I due dipendenti avevano proposto un precedente ricorso al Tribunale di Siena che, con sentenza n. 105/2013, ormai passata in giudicato, aveva accertato il loro diritto ‘alla attuazione di un meccanismo perequativo e rideterminativo della propria posizione giuridicoeconomica ad esito dello sconvenzionamento subito’.
Il Tribunale di Siena, con la sentenza n. 109 del 2019, aveva riconosciuto ai ricorrenti un inquadramento giuridico ed economico da D3 a D7 dal 1° ottobre 2010 al 30 aprile 2018, con progressione da D7 a D8 dal 1° maggio 2018 al 31 gennaio 2019, con condan na dell’Università degli Studi di Siena alla conseguente attuazione conformativa e al pagamento delle correlate differenze retributive corrispondenti all’ipotesi 1, e allegate tabelle, della consulenza tecnica d’ufficio, e rigetto delle domande risarcitorie.

## ELENCO DEI COMPITI:
A – Indica se le affermazioni (i), (ii) e (iii) concordano con il brano sul ricorso dei due dipendenti. Per ciascuna rispondi sì o no e cita tra virgolette le parole del brano che decidono. (i) La sentenza n. 105/2013 è ormai definitiva. (ii) Con la sentenza del 2019 il Tribunale di Siena ha accolto le domande risarcitorie. (iii) La progressione da D7 a D8 decorre dal 1° ottobre 2010.
B – Rispondi alle domande sul brano sul ricorso dei due dipendenti:
(i) Con quale sentenza il Tribunale di Siena aveva accertato il diritto dei due dipendenti?
(ii) Per quale periodo è riconosciuto l'inquadramento da D3 a D7?
(iii) A quale ipotesi della consulenza tecnica d'ufficio corrispondono le differenze retributive?
C – Riprendi il brano sul ricorso dei due dipendenti e proseguilo dal punto in cui si ferma.

## RIGHE MEMORIZZATE:

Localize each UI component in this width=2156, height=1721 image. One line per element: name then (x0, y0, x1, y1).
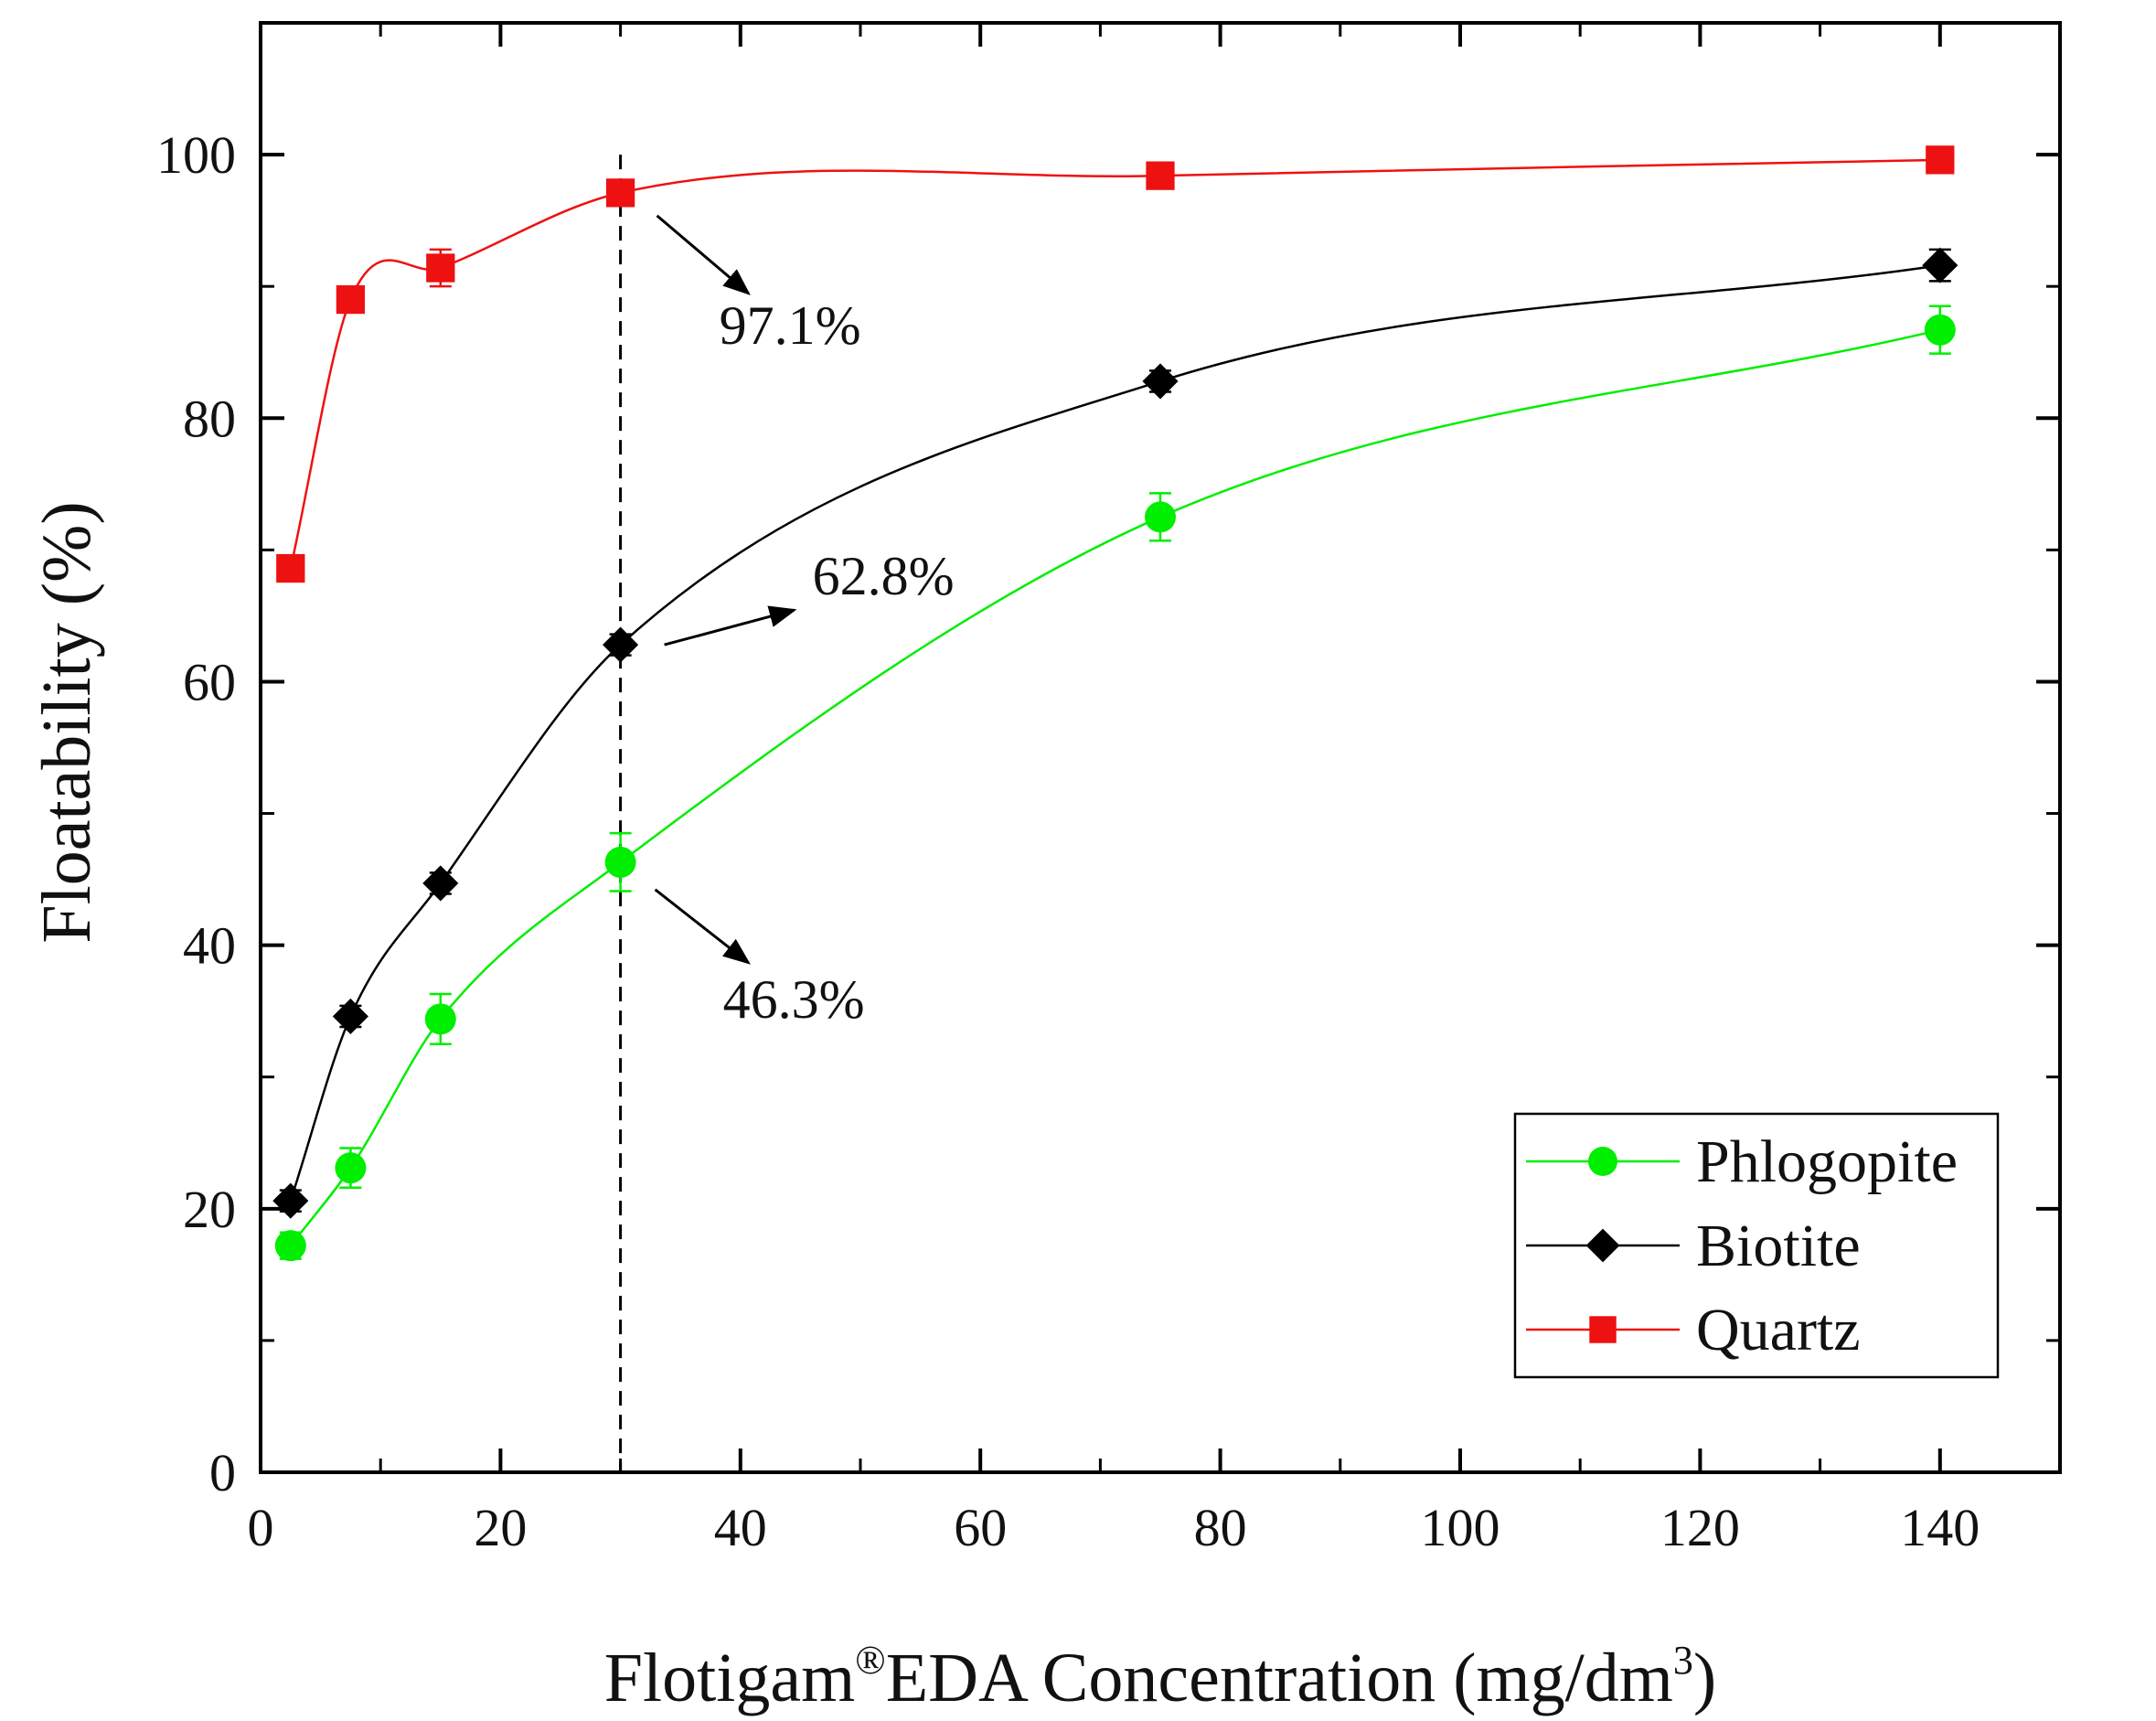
phlogopite-point (274, 1230, 306, 1262)
phlogopite-point (604, 846, 636, 878)
phlogopite-point (1145, 501, 1176, 533)
quartz-annotation-label: 97.1% (720, 295, 861, 356)
biotite-curve (289, 263, 1940, 1202)
x-tick-label: 0 (248, 1498, 274, 1557)
phlogopite-point (1924, 314, 1956, 346)
y-tick-label: 80 (183, 389, 236, 448)
quartz-curve (289, 158, 1940, 569)
phlogopite-point (424, 1003, 456, 1035)
x-tick-label: 120 (1660, 1498, 1740, 1557)
x-tick-label: 40 (714, 1498, 767, 1557)
quartz-point (1926, 145, 1955, 175)
x-tick-label: 100 (1421, 1498, 1500, 1557)
biotite-point (1922, 247, 1959, 283)
biotite-annotation-label: 62.8% (813, 546, 955, 606)
phlogopite-point (335, 1152, 367, 1184)
biotite-annotation-arrow (664, 605, 797, 647)
x-tick-label: 60 (954, 1498, 1007, 1557)
phlogopite-annotation-arrow (654, 888, 751, 965)
quartz-annotation-arrow (656, 214, 751, 295)
legend-label-biotite: Biotite (1696, 1213, 1861, 1279)
quartz-point (426, 253, 455, 283)
phlogopite-curve (289, 328, 1941, 1246)
y-tick-label: 40 (183, 916, 236, 976)
legend: Phlogopite Biotite Quartz (1513, 1112, 2000, 1379)
y-tick-label: 100 (156, 125, 236, 185)
x-axis-title: Flotigam®EDA Concentration (mg/dm3) (604, 1638, 1716, 1716)
quartz-point (605, 178, 635, 208)
biotite-point (603, 626, 639, 663)
quartz-point (1146, 161, 1175, 190)
legend-label-phlogopite: Phlogopite (1696, 1128, 1958, 1195)
biotite-point (332, 998, 368, 1034)
biotite-point (272, 1182, 309, 1219)
quartz-point (276, 553, 305, 583)
legend-marker-biotite (1585, 1228, 1620, 1263)
legend-label-quartz: Quartz (1696, 1297, 1861, 1363)
y-tick-label: 20 (183, 1180, 236, 1239)
x-tick-label: 20 (474, 1498, 527, 1557)
biotite-point (1142, 363, 1179, 400)
legend-marker-phlogopite (1588, 1147, 1617, 1176)
y-axis-title: Floatability (%) (28, 501, 105, 943)
x-tick-label: 140 (1900, 1498, 1980, 1557)
biotite-point (422, 865, 459, 902)
legend-marker-quartz (1589, 1316, 1617, 1343)
y-tick-label: 60 (183, 652, 236, 711)
phlogopite-annotation-label: 46.3% (723, 969, 865, 1030)
x-tick-label: 80 (1194, 1498, 1247, 1557)
plot-area-frame (259, 21, 2062, 1474)
quartz-point (336, 284, 366, 315)
y-tick-label: 0 (209, 1443, 236, 1502)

## RISPOSTE AI COMPITI:
A –
(i) Sì: "ormai passata in giudicato".
(ii) No: "rigetto delle domande risarcitorie".
(iii) No: "con progressione da D7 a D8 dal 1° maggio 2018 al 31 gennaio 2019".

B –
(i) Con la sentenza n. 105/2013.
(ii) Dal 1° ottobre 2010 al 30 aprile 2018.
(iii) All'ipotesi 1.

C –
NOME COGNOME e NOME COGNOME hanno proposto appello che la Corte d’appello di Firenze, con sentenza n. 651/2020, ha rigettato.
NOME COGNOME e NOME COGNOME hanno proposto ricorso per cassazione sulla base di quattro motivi.
L’Università degli Studi di Siena si è difesa con controricorso.
I ricorrenti hanno depositato memoria.
MOTIVI DELLA DECISIONE
1) Con il primo motivo i ricorrenti lamentano la violazione e falsa applicazione de ll’ art. 31 d.P.R. n. 761 del 1979, in relazione al verbale di concertazione del 6 febbraio 2007 relativo a una prima applicazione degli artt. 28, 29 e 30 CCNL 27 gennaio 2005 e successivo atto integrativo del 7 agosto 2008, contrattazione decentrata, dai giudici dei due gradi ritenuta fonte regolatrice della materia, omessa, insufficiente o contraddittoria motivazione su un punto decisivo della controversia.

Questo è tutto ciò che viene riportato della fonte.